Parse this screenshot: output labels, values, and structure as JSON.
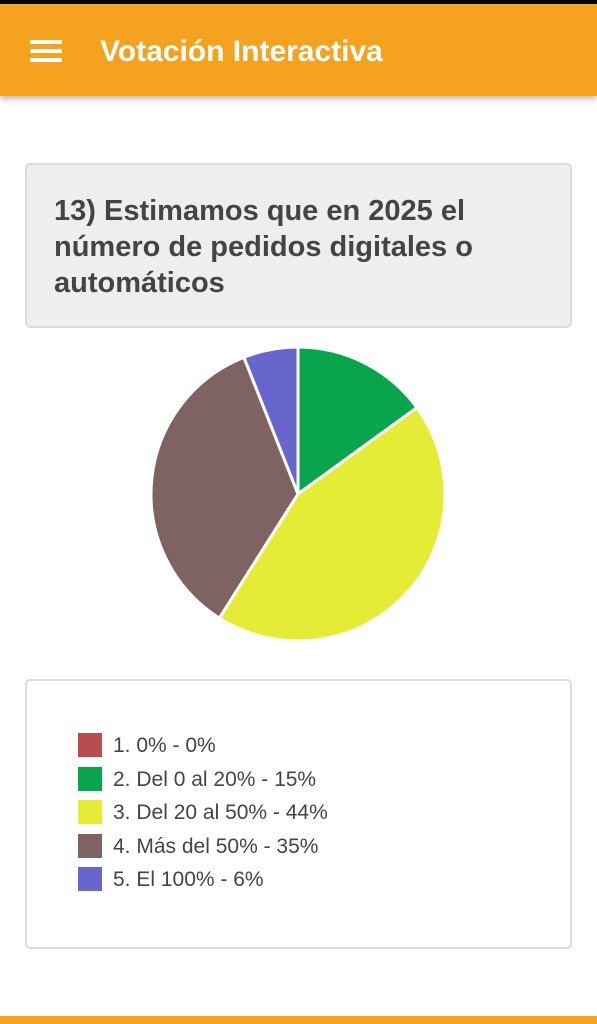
{
  "header": {
    "title": "Votación Interactiva",
    "menu_icon": "hamburger-menu-icon",
    "background": "#f5a21f"
  },
  "question": {
    "text": "13) Estimamos que en 2025 el número de pedidos digitales o automáticos"
  },
  "chart_data": {
    "type": "pie",
    "title": "",
    "legend_placement": "bottom",
    "start_angle_deg": 0,
    "slices": [
      {
        "label": "1. 0% - 0%",
        "value": 0,
        "color": "#b94c4c"
      },
      {
        "label": "2. Del 0 al 20% - 15%",
        "value": 15,
        "color": "#08a54c"
      },
      {
        "label": "3. Del 20 al 50% - 44%",
        "value": 44,
        "color": "#e4ec35"
      },
      {
        "label": "4. Más del 50% - 35%",
        "value": 35,
        "color": "#7f6262"
      },
      {
        "label": "5. El 100% - 6%",
        "value": 6,
        "color": "#6666cc"
      }
    ]
  },
  "footer": {
    "color": "#f5a21f"
  }
}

▸ Given task
Where a line of the data holds "color", show that line.

▸ Answer to this task
        "color": "#b94c4c"
        "color": "#08a54c"
        "color": "#e4ec35"
        "color": "#7f6262"
        "color": "#6666cc"
    "color": "#f5a21f"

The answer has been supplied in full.